▸ **Instruction**:
From the listing below, pull each line that includes "Positive".

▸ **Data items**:
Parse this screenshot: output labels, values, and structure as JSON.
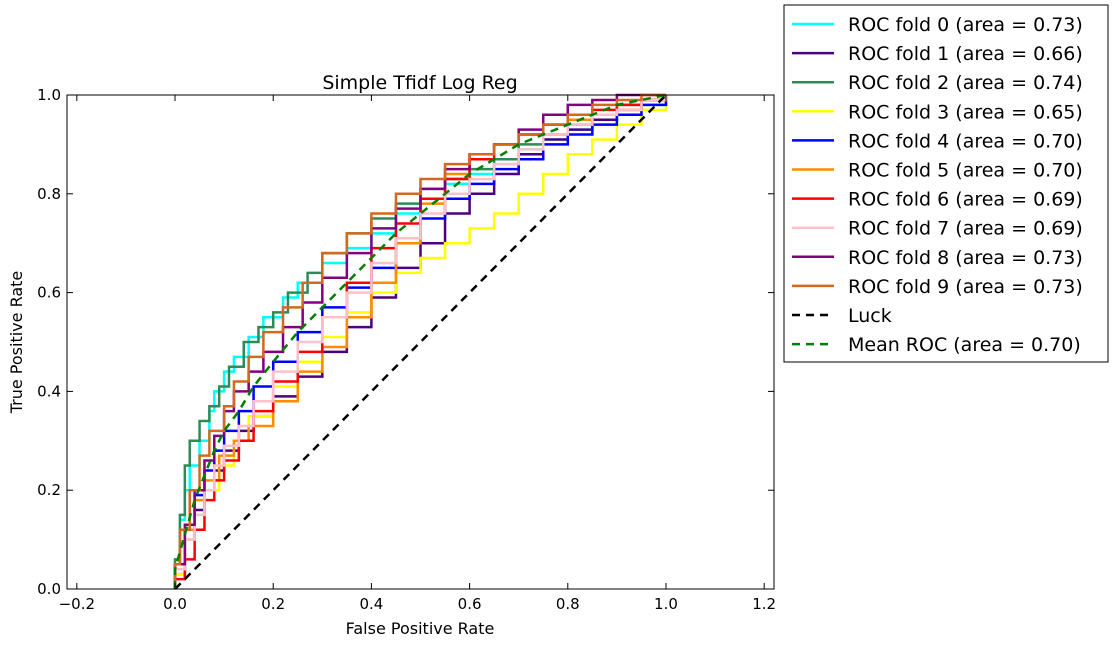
{
  "chart_data": {
    "type": "line",
    "title": "Simple Tfidf Log Reg",
    "xlabel": "False Positive Rate",
    "ylabel": "True Positive Rate",
    "xlim": [
      -0.22,
      1.22
    ],
    "ylim": [
      0.0,
      1.0
    ],
    "xticks": [
      -0.2,
      0.0,
      0.2,
      0.4,
      0.6,
      0.8,
      1.0,
      1.2
    ],
    "yticks": [
      0.0,
      0.2,
      0.4,
      0.6,
      0.8,
      1.0
    ],
    "xtick_labels": [
      "−0.2",
      "0.0",
      "0.2",
      "0.4",
      "0.6",
      "0.8",
      "1.0",
      "1.2"
    ],
    "ytick_labels": [
      "0.0",
      "0.2",
      "0.4",
      "0.6",
      "0.8",
      "1.0"
    ],
    "grid": false,
    "legend_position": "outside-top-right",
    "series": [
      {
        "name": "ROC fold 0 (area = 0.73)",
        "color": "#00ffff",
        "dash": "solid",
        "x": [
          0.0,
          0.0,
          0.01,
          0.02,
          0.03,
          0.05,
          0.07,
          0.08,
          0.1,
          0.12,
          0.15,
          0.18,
          0.22,
          0.25,
          0.3,
          0.35,
          0.4,
          0.45,
          0.5,
          0.55,
          0.6,
          0.65,
          0.7,
          0.75,
          0.8,
          0.85,
          0.9,
          0.95,
          1.0
        ],
        "y": [
          0.0,
          0.05,
          0.14,
          0.2,
          0.25,
          0.3,
          0.36,
          0.4,
          0.44,
          0.47,
          0.51,
          0.55,
          0.59,
          0.62,
          0.66,
          0.69,
          0.72,
          0.76,
          0.79,
          0.82,
          0.84,
          0.86,
          0.89,
          0.91,
          0.93,
          0.94,
          0.96,
          0.98,
          1.0
        ]
      },
      {
        "name": "ROC fold 1 (area = 0.66)",
        "color": "#4b0082",
        "dash": "solid",
        "x": [
          0.0,
          0.0,
          0.02,
          0.04,
          0.06,
          0.08,
          0.1,
          0.13,
          0.16,
          0.2,
          0.25,
          0.3,
          0.35,
          0.4,
          0.45,
          0.5,
          0.55,
          0.6,
          0.65,
          0.7,
          0.75,
          0.8,
          0.85,
          0.9,
          0.95,
          1.0
        ],
        "y": [
          0.0,
          0.03,
          0.1,
          0.16,
          0.2,
          0.24,
          0.28,
          0.32,
          0.35,
          0.39,
          0.43,
          0.48,
          0.53,
          0.59,
          0.65,
          0.7,
          0.76,
          0.8,
          0.84,
          0.88,
          0.91,
          0.93,
          0.95,
          0.97,
          0.99,
          1.0
        ]
      },
      {
        "name": "ROC fold 2 (area = 0.74)",
        "color": "#2e8b57",
        "dash": "solid",
        "x": [
          0.0,
          0.0,
          0.01,
          0.02,
          0.03,
          0.05,
          0.07,
          0.09,
          0.11,
          0.14,
          0.17,
          0.2,
          0.23,
          0.27,
          0.3,
          0.35,
          0.4,
          0.45,
          0.5,
          0.55,
          0.6,
          0.65,
          0.7,
          0.75,
          0.8,
          0.85,
          0.9,
          0.95,
          1.0
        ],
        "y": [
          0.0,
          0.06,
          0.15,
          0.25,
          0.3,
          0.34,
          0.37,
          0.41,
          0.45,
          0.5,
          0.53,
          0.56,
          0.6,
          0.64,
          0.68,
          0.72,
          0.75,
          0.78,
          0.81,
          0.83,
          0.85,
          0.87,
          0.9,
          0.92,
          0.94,
          0.96,
          0.98,
          0.99,
          1.0
        ]
      },
      {
        "name": "ROC fold 3 (area = 0.65)",
        "color": "#ffff00",
        "dash": "solid",
        "x": [
          0.0,
          0.0,
          0.02,
          0.04,
          0.06,
          0.09,
          0.12,
          0.15,
          0.2,
          0.25,
          0.3,
          0.35,
          0.4,
          0.45,
          0.5,
          0.55,
          0.6,
          0.65,
          0.7,
          0.75,
          0.8,
          0.85,
          0.9,
          0.95,
          1.0
        ],
        "y": [
          0.0,
          0.03,
          0.1,
          0.15,
          0.2,
          0.25,
          0.3,
          0.35,
          0.41,
          0.46,
          0.51,
          0.56,
          0.6,
          0.64,
          0.67,
          0.7,
          0.73,
          0.76,
          0.8,
          0.84,
          0.88,
          0.91,
          0.94,
          0.97,
          1.0
        ]
      },
      {
        "name": "ROC fold 4 (area = 0.70)",
        "color": "#0000ff",
        "dash": "solid",
        "x": [
          0.0,
          0.0,
          0.02,
          0.04,
          0.06,
          0.08,
          0.1,
          0.13,
          0.16,
          0.2,
          0.25,
          0.3,
          0.35,
          0.4,
          0.45,
          0.5,
          0.55,
          0.6,
          0.65,
          0.7,
          0.75,
          0.8,
          0.85,
          0.9,
          0.95,
          1.0
        ],
        "y": [
          0.0,
          0.04,
          0.12,
          0.19,
          0.24,
          0.28,
          0.32,
          0.36,
          0.41,
          0.46,
          0.52,
          0.57,
          0.61,
          0.65,
          0.7,
          0.75,
          0.79,
          0.82,
          0.85,
          0.87,
          0.9,
          0.92,
          0.94,
          0.96,
          0.98,
          1.0
        ]
      },
      {
        "name": "ROC fold 5 (area = 0.70)",
        "color": "#ff8c00",
        "dash": "solid",
        "x": [
          0.0,
          0.0,
          0.02,
          0.04,
          0.06,
          0.09,
          0.12,
          0.15,
          0.2,
          0.25,
          0.3,
          0.35,
          0.4,
          0.45,
          0.5,
          0.55,
          0.6,
          0.65,
          0.7,
          0.75,
          0.8,
          0.85,
          0.9,
          0.95,
          1.0
        ],
        "y": [
          0.0,
          0.04,
          0.12,
          0.18,
          0.22,
          0.27,
          0.3,
          0.33,
          0.38,
          0.44,
          0.49,
          0.55,
          0.62,
          0.7,
          0.78,
          0.84,
          0.88,
          0.9,
          0.92,
          0.94,
          0.95,
          0.96,
          0.97,
          0.99,
          1.0
        ]
      },
      {
        "name": "ROC fold 6 (area = 0.69)",
        "color": "#ff0000",
        "dash": "solid",
        "x": [
          0.0,
          0.0,
          0.02,
          0.04,
          0.06,
          0.08,
          0.1,
          0.13,
          0.16,
          0.2,
          0.25,
          0.3,
          0.35,
          0.4,
          0.45,
          0.5,
          0.55,
          0.6,
          0.65,
          0.7,
          0.75,
          0.8,
          0.85,
          0.9,
          0.95,
          1.0
        ],
        "y": [
          0.0,
          0.02,
          0.06,
          0.12,
          0.18,
          0.22,
          0.26,
          0.3,
          0.36,
          0.42,
          0.48,
          0.55,
          0.62,
          0.69,
          0.74,
          0.79,
          0.83,
          0.87,
          0.9,
          0.92,
          0.94,
          0.96,
          0.97,
          0.98,
          0.99,
          1.0
        ]
      },
      {
        "name": "ROC fold 7 (area = 0.69)",
        "color": "#ffc0cb",
        "dash": "solid",
        "x": [
          0.0,
          0.0,
          0.02,
          0.04,
          0.06,
          0.08,
          0.1,
          0.13,
          0.16,
          0.2,
          0.25,
          0.3,
          0.35,
          0.4,
          0.45,
          0.5,
          0.55,
          0.6,
          0.65,
          0.7,
          0.75,
          0.8,
          0.85,
          0.9,
          0.95,
          1.0
        ],
        "y": [
          0.0,
          0.04,
          0.1,
          0.15,
          0.2,
          0.25,
          0.29,
          0.33,
          0.38,
          0.44,
          0.5,
          0.55,
          0.6,
          0.66,
          0.71,
          0.76,
          0.8,
          0.83,
          0.86,
          0.89,
          0.92,
          0.94,
          0.96,
          0.97,
          0.99,
          1.0
        ]
      },
      {
        "name": "ROC fold 8 (area = 0.73)",
        "color": "#800080",
        "dash": "solid",
        "x": [
          0.0,
          0.0,
          0.02,
          0.04,
          0.06,
          0.08,
          0.1,
          0.12,
          0.15,
          0.18,
          0.22,
          0.26,
          0.3,
          0.35,
          0.4,
          0.45,
          0.5,
          0.55,
          0.6,
          0.65,
          0.7,
          0.75,
          0.8,
          0.85,
          0.9,
          0.95,
          1.0
        ],
        "y": [
          0.0,
          0.05,
          0.13,
          0.2,
          0.26,
          0.31,
          0.36,
          0.4,
          0.44,
          0.48,
          0.53,
          0.58,
          0.63,
          0.68,
          0.73,
          0.77,
          0.81,
          0.85,
          0.88,
          0.9,
          0.93,
          0.96,
          0.98,
          0.99,
          1.0,
          1.0,
          1.0
        ]
      },
      {
        "name": "ROC fold 9 (area = 0.73)",
        "color": "#d2691e",
        "dash": "solid",
        "x": [
          0.0,
          0.0,
          0.01,
          0.03,
          0.05,
          0.07,
          0.1,
          0.12,
          0.15,
          0.18,
          0.22,
          0.26,
          0.3,
          0.35,
          0.4,
          0.45,
          0.5,
          0.55,
          0.6,
          0.65,
          0.7,
          0.75,
          0.8,
          0.85,
          0.9,
          0.95,
          1.0
        ],
        "y": [
          0.0,
          0.05,
          0.12,
          0.2,
          0.27,
          0.32,
          0.37,
          0.42,
          0.47,
          0.52,
          0.57,
          0.62,
          0.68,
          0.72,
          0.76,
          0.8,
          0.83,
          0.86,
          0.88,
          0.9,
          0.92,
          0.94,
          0.96,
          0.98,
          0.99,
          1.0,
          1.0
        ]
      },
      {
        "name": "Luck",
        "color": "#000000",
        "dash": "dashed",
        "x": [
          0.0,
          1.0
        ],
        "y": [
          0.0,
          1.0
        ]
      },
      {
        "name": "Mean ROC (area = 0.70)",
        "color": "#008000",
        "dash": "dashed",
        "x": [
          0.0,
          0.0,
          0.02,
          0.04,
          0.06,
          0.08,
          0.1,
          0.13,
          0.16,
          0.2,
          0.25,
          0.3,
          0.35,
          0.4,
          0.45,
          0.5,
          0.55,
          0.6,
          0.65,
          0.7,
          0.75,
          0.8,
          0.85,
          0.9,
          0.95,
          1.0
        ],
        "y": [
          0.0,
          0.04,
          0.11,
          0.18,
          0.23,
          0.28,
          0.32,
          0.36,
          0.41,
          0.46,
          0.52,
          0.57,
          0.62,
          0.67,
          0.72,
          0.76,
          0.8,
          0.84,
          0.87,
          0.9,
          0.92,
          0.94,
          0.96,
          0.98,
          0.99,
          1.0
        ]
      }
    ]
  }
}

▸ **Exercise output**:
    "xlabel": "False Positive Rate",
    "ylabel": "True Positive Rate",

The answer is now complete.